--- START GIVEN DATA ---
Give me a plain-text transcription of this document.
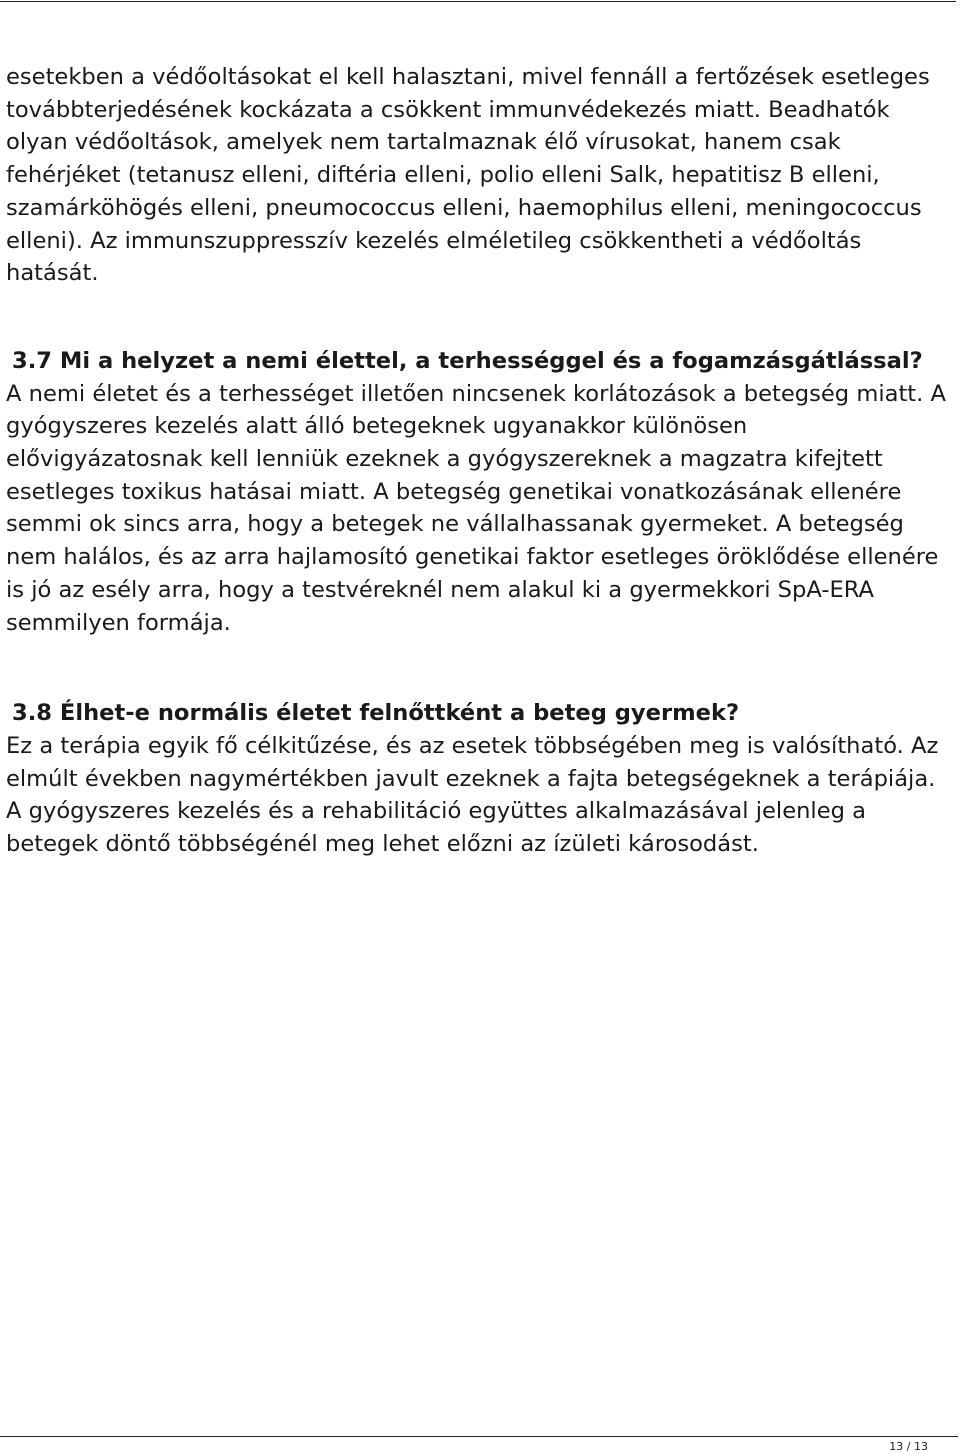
esetekben a védőoltásokat el kell halasztani, mivel fennáll a fertőzések esetleges továbbterjedésének kockázata a csökkent immunvédekezés miatt. Beadhatók olyan védőoltások, amelyek nem tartalmaznak élő vírusokat, hanem csak fehérjéket (tetanusz elleni, diftéria elleni, polio elleni Salk, hepatitisz B elleni, szamárköhögés elleni, pneumococcus elleni, haemophilus elleni, meningococcus elleni). Az immunszuppresszív kezelés elméletileg csökkentheti a védőoltás hatását.

3.7 Mi a helyzet a nemi élettel, a terhességgel és a fogamzásgátlással?

A nemi életet és a terhességet illetően nincsenek korlátozások a betegség miatt. A gyógyszeres kezelés alatt álló betegeknek ugyanakkor különösen elővigyázatosnak kell lenniük ezeknek a gyógyszereknek a magzatra kifejtett esetleges toxikus hatásai miatt. A betegség genetikai vonatkozásának ellenére semmi ok sincs arra, hogy a betegek ne vállalhassanak gyermeket. A betegség nem halálos, és az arra hajlamosító genetikai faktor esetleges öröklődése ellenére is jó az esély arra, hogy a testvéreknél nem alakul ki a gyermekkori SpA-ERA semmilyen formája.

3.8 Élhet-e normális életet felnőttként a beteg gyermek?

Ez a terápia egyik fő célkitűzése, és az esetek többségében meg is valósítható. Az elmúlt években nagymértékben javult ezeknek a fajta betegségeknek a terápiája. A gyógyszeres kezelés és a rehabilitáció együttes alkalmazásával jelenleg a betegek döntő többségénél meg lehet előzni az ízületi károsodást.

13 / 13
--- END GIVEN DATA ---
▶ **YOUR TASK**
Repeat all of the data above word for word, minus the pictures.

▶ **THE RESULT**
Give me a plain-text transcription of this document.
esetekben a védőoltásokat el kell halasztani, mivel fennáll a fertőzések esetleges továbbterjedésének kockázata a csökkent immunvédekezés miatt. Beadhatók olyan védőoltások, amelyek nem tartalmaznak élő vírusokat, hanem csak fehérjéket (tetanusz elleni, diftéria elleni, polio elleni Salk, hepatitisz B elleni, szamárköhögés elleni, pneumococcus elleni, haemophilus elleni, meningococcus elleni). Az immunszuppresszív kezelés elméletileg csökkentheti a védőoltás hatását.

3.7 Mi a helyzet a nemi élettel, a terhességgel és a fogamzásgátlással?

A nemi életet és a terhességet illetően nincsenek korlátozások a betegség miatt. A gyógyszeres kezelés alatt álló betegeknek ugyanakkor különösen elővigyázatosnak kell lenniük ezeknek a gyógyszereknek a magzatra kifejtett esetleges toxikus hatásai miatt. A betegség genetikai vonatkozásának ellenére semmi ok sincs arra, hogy a betegek ne vállalhassanak gyermeket. A betegség nem halálos, és az arra hajlamosító genetikai faktor esetleges öröklődése ellenére is jó az esély arra, hogy a testvéreknél nem alakul ki a gyermekkori SpA-ERA semmilyen formája.

3.8 Élhet-e normális életet felnőttként a beteg gyermek?

Ez a terápia egyik fő célkitűzése, és az esetek többségében meg is valósítható. Az elmúlt években nagymértékben javult ezeknek a fajta betegségeknek a terápiája. A gyógyszeres kezelés és a rehabilitáció együttes alkalmazásával jelenleg a betegek döntő többségénél meg lehet előzni az ízületi károsodást.

13 / 13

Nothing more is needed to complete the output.